* Exercise details
Determine how many lines of this material contain "source". Give only the number.

* Material shown
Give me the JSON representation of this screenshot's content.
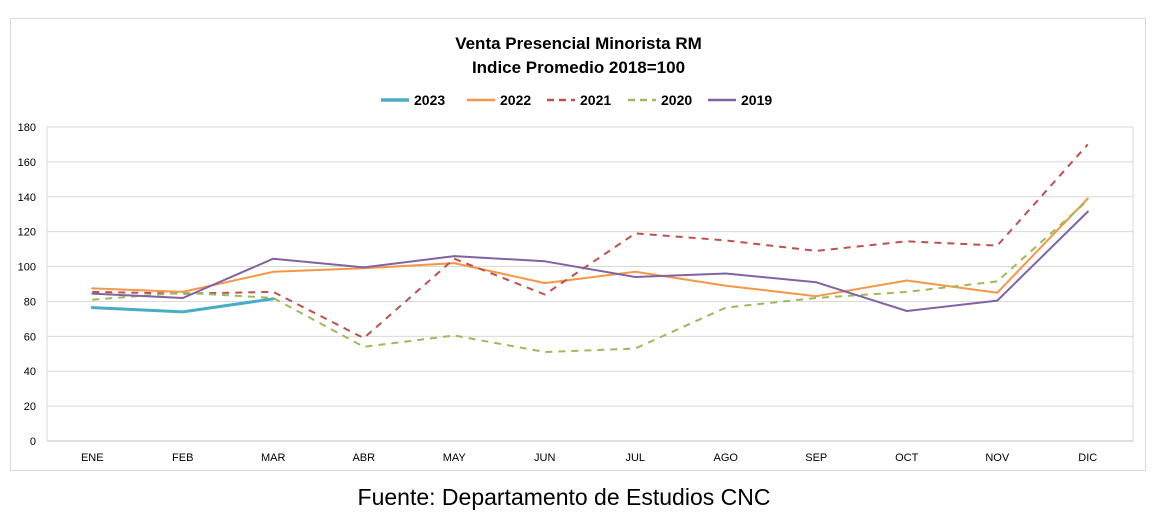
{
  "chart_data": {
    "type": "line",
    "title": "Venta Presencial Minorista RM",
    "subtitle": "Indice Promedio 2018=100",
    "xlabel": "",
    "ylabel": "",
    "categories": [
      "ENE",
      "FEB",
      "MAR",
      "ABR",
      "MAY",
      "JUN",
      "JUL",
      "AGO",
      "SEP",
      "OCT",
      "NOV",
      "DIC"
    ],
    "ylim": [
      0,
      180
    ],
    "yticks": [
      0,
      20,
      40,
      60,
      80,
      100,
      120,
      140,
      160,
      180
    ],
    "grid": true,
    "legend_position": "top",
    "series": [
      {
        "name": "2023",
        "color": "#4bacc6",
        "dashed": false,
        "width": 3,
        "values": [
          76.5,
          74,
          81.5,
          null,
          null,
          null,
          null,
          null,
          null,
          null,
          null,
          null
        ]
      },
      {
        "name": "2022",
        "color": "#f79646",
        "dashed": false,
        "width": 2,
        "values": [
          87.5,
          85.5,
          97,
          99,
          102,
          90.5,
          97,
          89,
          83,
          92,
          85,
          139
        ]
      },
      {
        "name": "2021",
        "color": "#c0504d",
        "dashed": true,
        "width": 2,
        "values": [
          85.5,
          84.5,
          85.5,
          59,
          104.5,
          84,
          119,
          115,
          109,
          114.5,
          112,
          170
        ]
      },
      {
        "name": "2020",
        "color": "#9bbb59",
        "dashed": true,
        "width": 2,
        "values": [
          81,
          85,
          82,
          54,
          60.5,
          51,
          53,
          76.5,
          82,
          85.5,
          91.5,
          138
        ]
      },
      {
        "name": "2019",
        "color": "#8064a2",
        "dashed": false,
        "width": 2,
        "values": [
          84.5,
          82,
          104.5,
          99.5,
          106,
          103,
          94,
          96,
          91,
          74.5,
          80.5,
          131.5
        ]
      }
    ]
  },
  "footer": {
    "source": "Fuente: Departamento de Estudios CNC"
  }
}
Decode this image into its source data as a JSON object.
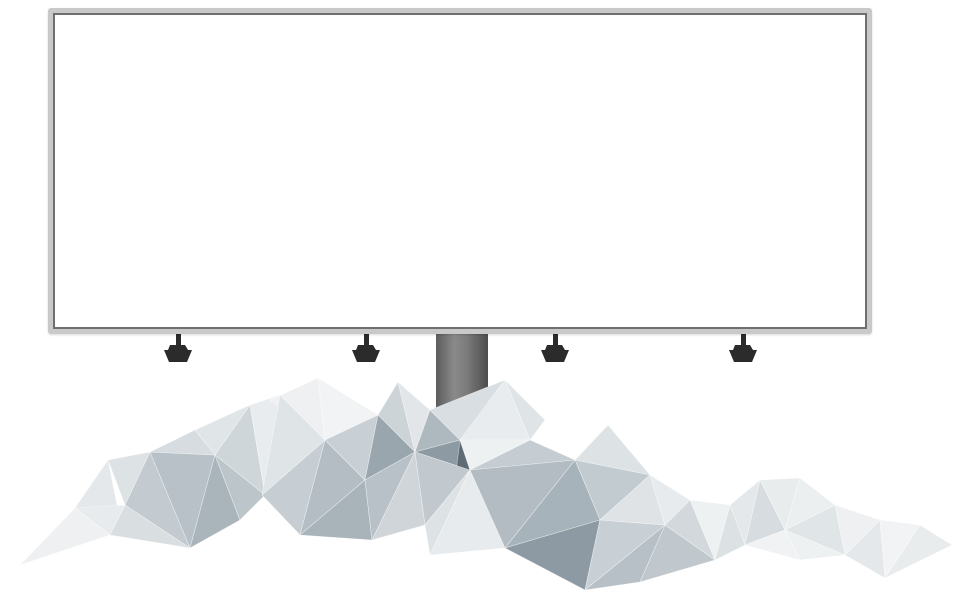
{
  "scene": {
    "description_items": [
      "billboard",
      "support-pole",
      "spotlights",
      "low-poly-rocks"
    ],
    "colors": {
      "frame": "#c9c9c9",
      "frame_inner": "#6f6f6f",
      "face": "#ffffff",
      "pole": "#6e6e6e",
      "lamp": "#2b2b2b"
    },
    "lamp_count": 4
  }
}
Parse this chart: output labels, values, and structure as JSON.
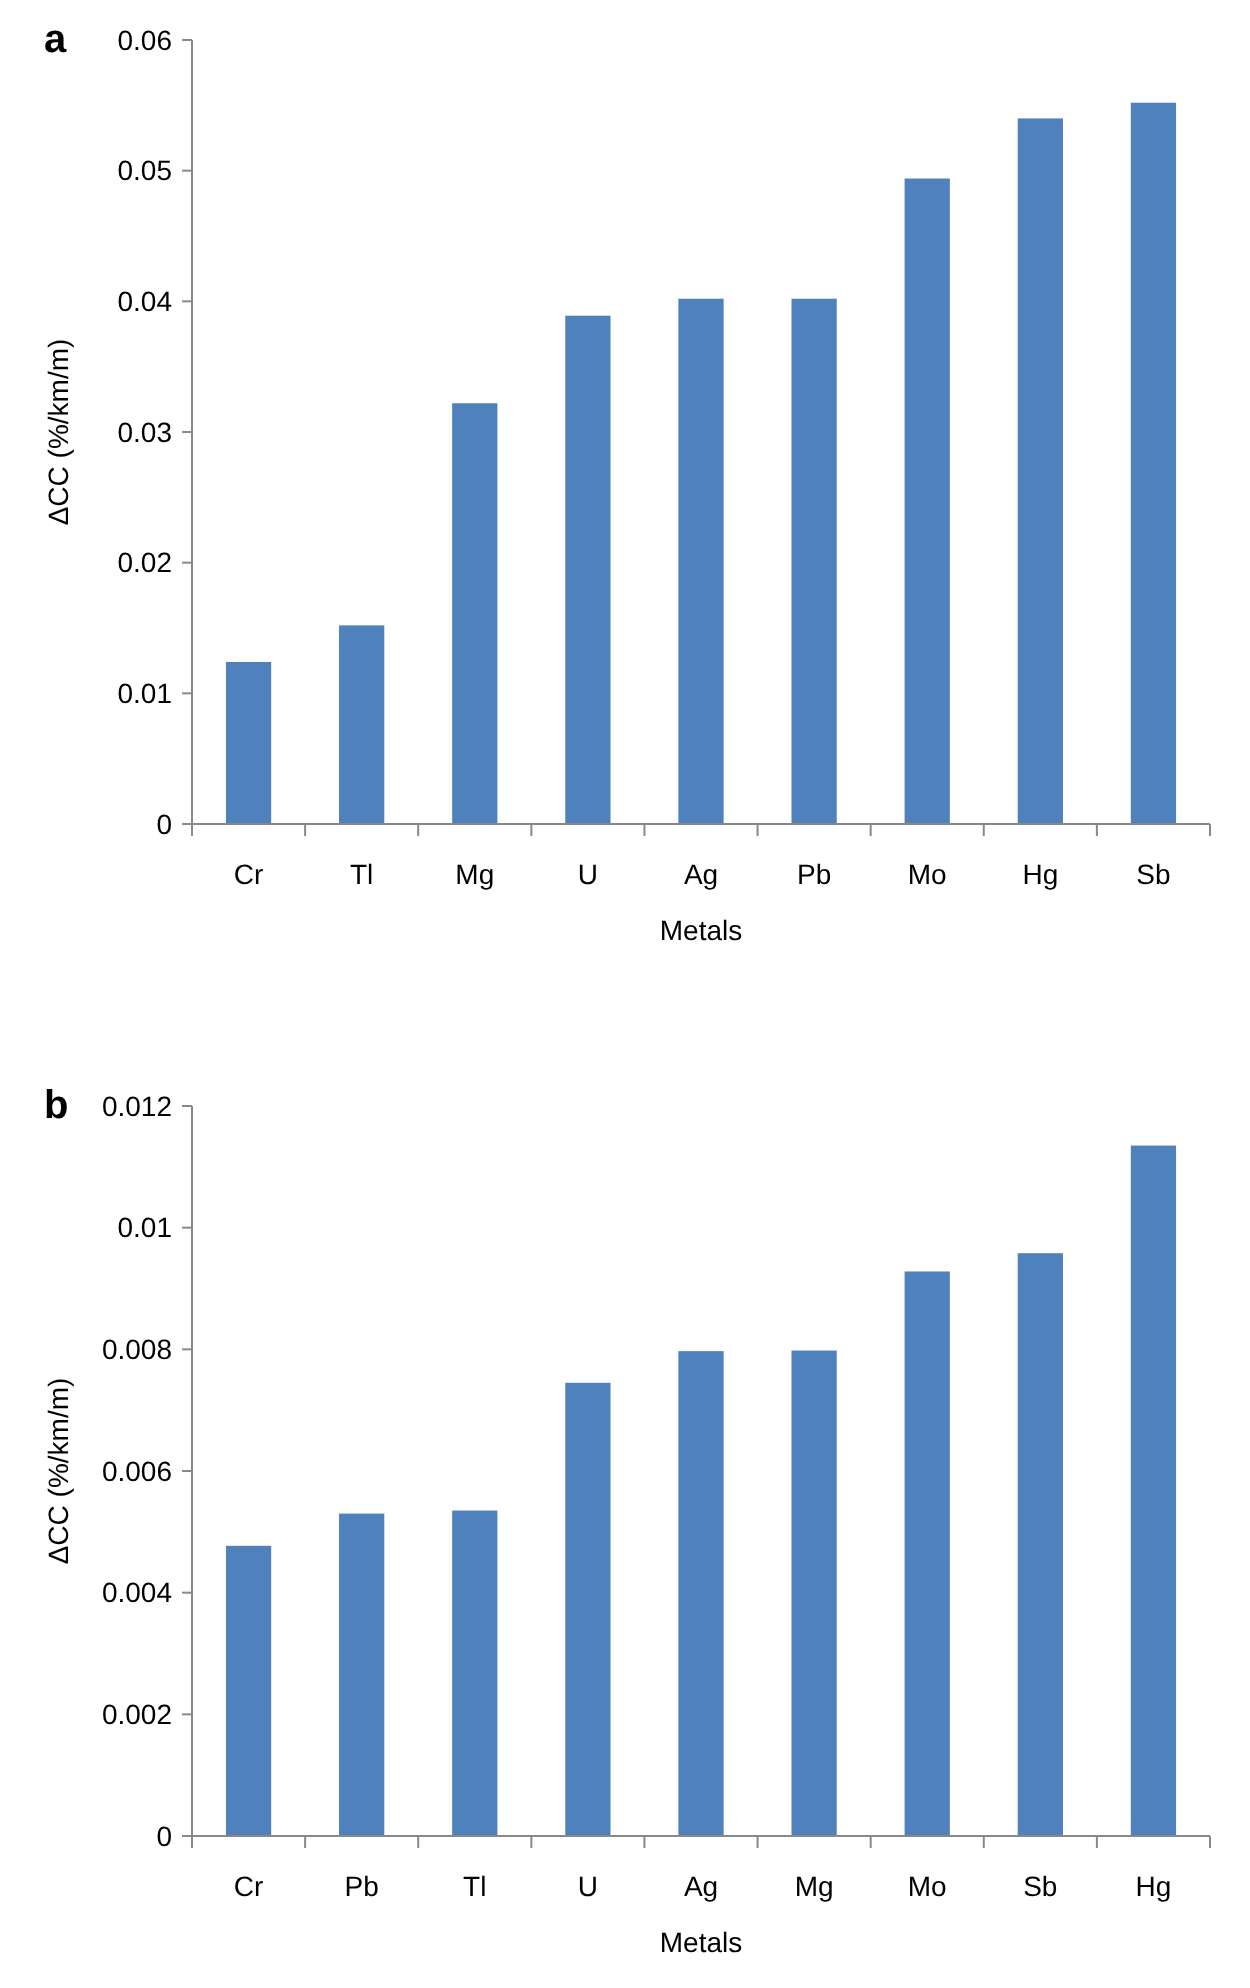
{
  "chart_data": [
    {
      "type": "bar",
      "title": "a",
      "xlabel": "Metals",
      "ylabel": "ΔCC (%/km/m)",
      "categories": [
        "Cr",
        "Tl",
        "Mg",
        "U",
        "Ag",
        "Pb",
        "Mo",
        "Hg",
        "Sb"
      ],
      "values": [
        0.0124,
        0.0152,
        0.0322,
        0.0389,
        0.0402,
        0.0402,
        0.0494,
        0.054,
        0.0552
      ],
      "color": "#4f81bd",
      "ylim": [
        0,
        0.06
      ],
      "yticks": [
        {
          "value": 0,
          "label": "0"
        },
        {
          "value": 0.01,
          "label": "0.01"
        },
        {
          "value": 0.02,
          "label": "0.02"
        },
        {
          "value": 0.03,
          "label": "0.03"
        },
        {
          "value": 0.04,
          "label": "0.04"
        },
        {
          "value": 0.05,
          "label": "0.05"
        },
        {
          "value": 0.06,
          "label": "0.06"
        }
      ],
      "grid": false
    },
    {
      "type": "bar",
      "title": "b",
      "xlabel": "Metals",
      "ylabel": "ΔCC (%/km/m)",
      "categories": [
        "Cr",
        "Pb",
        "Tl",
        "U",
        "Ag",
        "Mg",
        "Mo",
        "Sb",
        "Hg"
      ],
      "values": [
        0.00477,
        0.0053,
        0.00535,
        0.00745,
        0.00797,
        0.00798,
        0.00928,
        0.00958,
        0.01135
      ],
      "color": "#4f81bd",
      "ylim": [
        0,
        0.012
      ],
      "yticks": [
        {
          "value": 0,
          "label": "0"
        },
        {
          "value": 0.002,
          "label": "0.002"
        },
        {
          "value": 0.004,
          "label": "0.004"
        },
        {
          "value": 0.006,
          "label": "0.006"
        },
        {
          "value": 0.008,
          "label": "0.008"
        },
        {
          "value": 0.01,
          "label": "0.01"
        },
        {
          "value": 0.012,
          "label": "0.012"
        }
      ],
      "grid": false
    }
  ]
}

* Answer
2